● **MATERIAL SHOWN**

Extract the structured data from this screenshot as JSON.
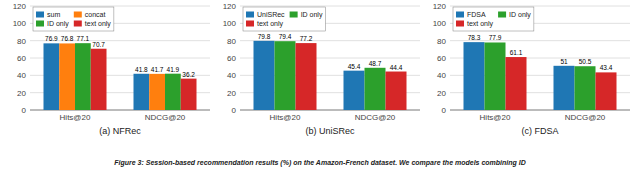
{
  "caption": "Figure 3: Session-based recommendation results (%) on the Amazon-French dataset. We compare the models combining ID",
  "chart_data": [
    {
      "type": "bar",
      "subtitle": "(a) NFRec",
      "categories": [
        "Hits@20",
        "NDCG@20"
      ],
      "series": [
        {
          "name": "sum",
          "color": "#1f77b4",
          "values": [
            76.9,
            41.8
          ]
        },
        {
          "name": "concat",
          "color": "#ff7f0e",
          "values": [
            76.8,
            41.7
          ]
        },
        {
          "name": "ID only",
          "color": "#2ca02c",
          "values": [
            77.1,
            41.9
          ]
        },
        {
          "name": "text only",
          "color": "#d62728",
          "values": [
            70.7,
            36.2
          ]
        }
      ],
      "ylim": [
        0,
        120
      ],
      "yticks": [
        0,
        20,
        40,
        60,
        80,
        100,
        120
      ],
      "grid": true,
      "legend": "upper left",
      "data_labels": true
    },
    {
      "type": "bar",
      "subtitle": "(b) UniSRec",
      "categories": [
        "Hits@20",
        "NDCG@20"
      ],
      "series": [
        {
          "name": "UniSRec",
          "color": "#1f77b4",
          "values": [
            79.8,
            45.4
          ]
        },
        {
          "name": "ID only",
          "color": "#2ca02c",
          "values": [
            79.4,
            48.7
          ]
        },
        {
          "name": "text only",
          "color": "#d62728",
          "values": [
            77.2,
            44.4
          ]
        }
      ],
      "ylim": [
        0,
        120
      ],
      "yticks": [
        0,
        20,
        40,
        60,
        80,
        100,
        120
      ],
      "grid": true,
      "legend": "upper left",
      "data_labels": true
    },
    {
      "type": "bar",
      "subtitle": "(c) FDSA",
      "categories": [
        "Hits@20",
        "NDCG@20"
      ],
      "series": [
        {
          "name": "FDSA",
          "color": "#1f77b4",
          "values": [
            78.3,
            51.0
          ]
        },
        {
          "name": "ID only",
          "color": "#2ca02c",
          "values": [
            77.9,
            50.5
          ]
        },
        {
          "name": "text only",
          "color": "#d62728",
          "values": [
            61.1,
            43.4
          ]
        }
      ],
      "ylim": [
        0,
        120
      ],
      "yticks": [
        0,
        20,
        40,
        60,
        80,
        100,
        120
      ],
      "grid": true,
      "legend": "upper left",
      "data_labels": true
    }
  ]
}
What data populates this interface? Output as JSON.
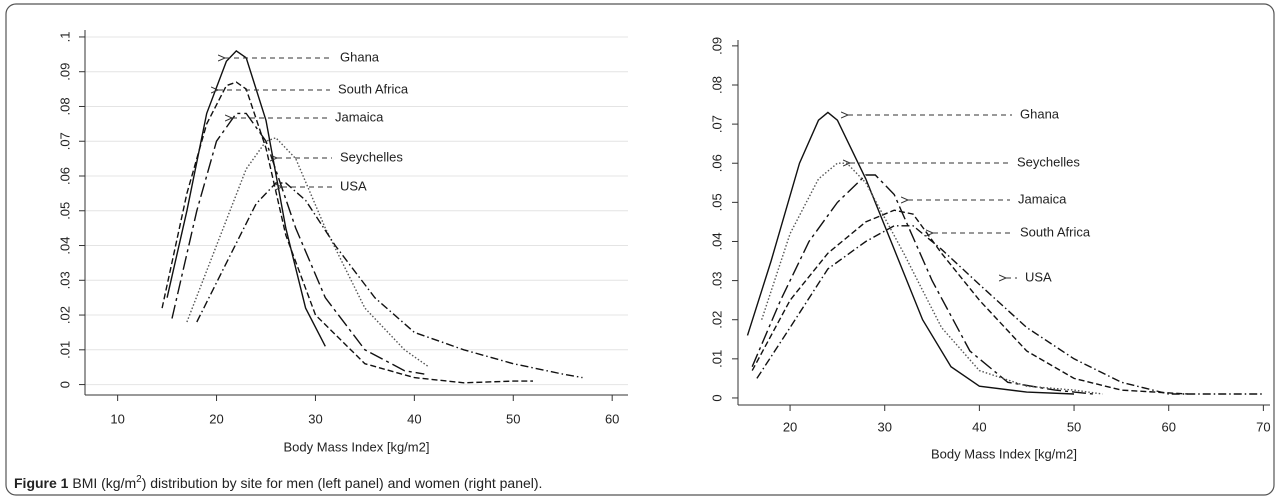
{
  "chart_data": [
    {
      "type": "line",
      "x_label": "Body Mass Index [kg/m2]",
      "grid": true,
      "xlim": [
        6.7,
        61.6
      ],
      "ylim": [
        -0.003,
        0.102
      ],
      "xticks": [
        10,
        20,
        30,
        40,
        50,
        60
      ],
      "yticks": [
        0,
        {
          "value": 0.01,
          "label": ".01"
        },
        {
          "value": 0.02,
          "label": ".02"
        },
        {
          "value": 0.03,
          "label": ".03"
        },
        {
          "value": 0.04,
          "label": ".04"
        },
        {
          "value": 0.05,
          "label": ".05"
        },
        {
          "value": 0.06,
          "label": ".06"
        },
        {
          "value": 0.07,
          "label": ".07"
        },
        {
          "value": 0.08,
          "label": ".08"
        },
        {
          "value": 0.09,
          "label": ".09"
        },
        {
          "value": 0.1,
          "label": ".1"
        }
      ],
      "series": [
        {
          "name": "Ghana",
          "color": "#111111",
          "dash": "solid",
          "x": [
            15,
            17,
            19,
            21,
            22,
            23,
            25,
            27,
            29,
            31
          ],
          "values": [
            0.025,
            0.05,
            0.078,
            0.093,
            0.096,
            0.094,
            0.076,
            0.045,
            0.022,
            0.011
          ]
        },
        {
          "name": "South Africa",
          "color": "#111111",
          "dash": "dashed",
          "x": [
            14.5,
            17,
            19,
            21,
            22,
            23,
            25,
            27,
            30,
            35,
            40,
            45,
            50,
            52
          ],
          "values": [
            0.022,
            0.055,
            0.075,
            0.086,
            0.087,
            0.085,
            0.068,
            0.043,
            0.02,
            0.006,
            0.002,
            0.0005,
            0.001,
            0.001
          ]
        },
        {
          "name": "Jamaica",
          "color": "#111111",
          "dash": "longdash",
          "x": [
            15.5,
            18,
            20,
            22,
            23,
            25,
            28,
            31,
            35,
            39,
            41
          ],
          "values": [
            0.019,
            0.05,
            0.07,
            0.078,
            0.078,
            0.07,
            0.045,
            0.025,
            0.01,
            0.004,
            0.003
          ]
        },
        {
          "name": "Seychelles",
          "color": "#555555",
          "dash": "dotted",
          "x": [
            17,
            20,
            23,
            25,
            26,
            28,
            31,
            35,
            39,
            41.5
          ],
          "values": [
            0.018,
            0.04,
            0.062,
            0.07,
            0.071,
            0.065,
            0.045,
            0.022,
            0.01,
            0.005
          ]
        },
        {
          "name": "USA",
          "color": "#111111",
          "dash": "dashdot",
          "x": [
            18,
            21,
            24,
            26,
            27,
            29,
            32,
            36,
            40,
            45,
            50,
            55,
            57
          ],
          "values": [
            0.018,
            0.035,
            0.052,
            0.058,
            0.058,
            0.053,
            0.04,
            0.025,
            0.015,
            0.01,
            0.006,
            0.003,
            0.002
          ]
        }
      ]
    },
    {
      "type": "line",
      "x_label": "Body Mass Index [kg/m2]",
      "grid": false,
      "xlim": [
        14.5,
        70.7
      ],
      "ylim": [
        -0.0018,
        0.0915
      ],
      "xticks": [
        20,
        30,
        40,
        50,
        60,
        70
      ],
      "yticks": [
        0,
        {
          "value": 0.01,
          "label": ".01"
        },
        {
          "value": 0.02,
          "label": ".02"
        },
        {
          "value": 0.03,
          "label": ".03"
        },
        {
          "value": 0.04,
          "label": ".04"
        },
        {
          "value": 0.05,
          "label": ".05"
        },
        {
          "value": 0.06,
          "label": ".06"
        },
        {
          "value": 0.07,
          "label": ".07"
        },
        {
          "value": 0.08,
          "label": ".08"
        },
        {
          "value": 0.09,
          "label": ".09"
        }
      ],
      "series": [
        {
          "name": "Ghana",
          "color": "#111111",
          "dash": "solid",
          "x": [
            15.5,
            18,
            21,
            23,
            24,
            25,
            28,
            31,
            34,
            37,
            40,
            45,
            50
          ],
          "values": [
            0.016,
            0.035,
            0.06,
            0.071,
            0.073,
            0.071,
            0.056,
            0.038,
            0.02,
            0.008,
            0.003,
            0.0015,
            0.001
          ]
        },
        {
          "name": "South Africa",
          "color": "#111111",
          "dash": "dashed",
          "x": [
            16,
            20,
            24,
            28,
            31,
            33,
            36,
            40,
            45,
            50,
            55,
            62
          ],
          "values": [
            0.007,
            0.025,
            0.037,
            0.045,
            0.048,
            0.047,
            0.037,
            0.025,
            0.012,
            0.005,
            0.002,
            0.001
          ]
        },
        {
          "name": "Jamaica",
          "color": "#111111",
          "dash": "longdash",
          "x": [
            16,
            19,
            22,
            25,
            28,
            29,
            31,
            35,
            39,
            43,
            48,
            52
          ],
          "values": [
            0.008,
            0.025,
            0.04,
            0.05,
            0.057,
            0.057,
            0.052,
            0.03,
            0.012,
            0.004,
            0.002,
            0.001
          ]
        },
        {
          "name": "Seychelles",
          "color": "#555555",
          "dash": "dotted",
          "x": [
            17,
            20,
            23,
            25,
            26,
            28,
            32,
            36,
            40,
            45,
            50,
            53
          ],
          "values": [
            0.02,
            0.042,
            0.056,
            0.06,
            0.06,
            0.055,
            0.037,
            0.018,
            0.007,
            0.003,
            0.002,
            0.001
          ]
        },
        {
          "name": "USA",
          "color": "#111111",
          "dash": "dashdot",
          "x": [
            16.5,
            20,
            24,
            28,
            31,
            33,
            36,
            40,
            45,
            50,
            55,
            60,
            70
          ],
          "values": [
            0.005,
            0.018,
            0.033,
            0.04,
            0.044,
            0.044,
            0.038,
            0.029,
            0.018,
            0.01,
            0.004,
            0.001,
            0.001
          ]
        }
      ]
    }
  ],
  "caption": {
    "label": "Figure 1",
    "text_before": "BMI (kg/m",
    "sup": "2",
    "text_after": ") distribution by site for men (left panel) and women (right panel)."
  }
}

● **DIRECTIONS FOR THIS TASK**
Pull out each line of the records holding the string "JSON".

● **PROBLEM SOLUTION**
Extract the structured data from this screenshot as JSON.
What data populates this interface? Output as JSON.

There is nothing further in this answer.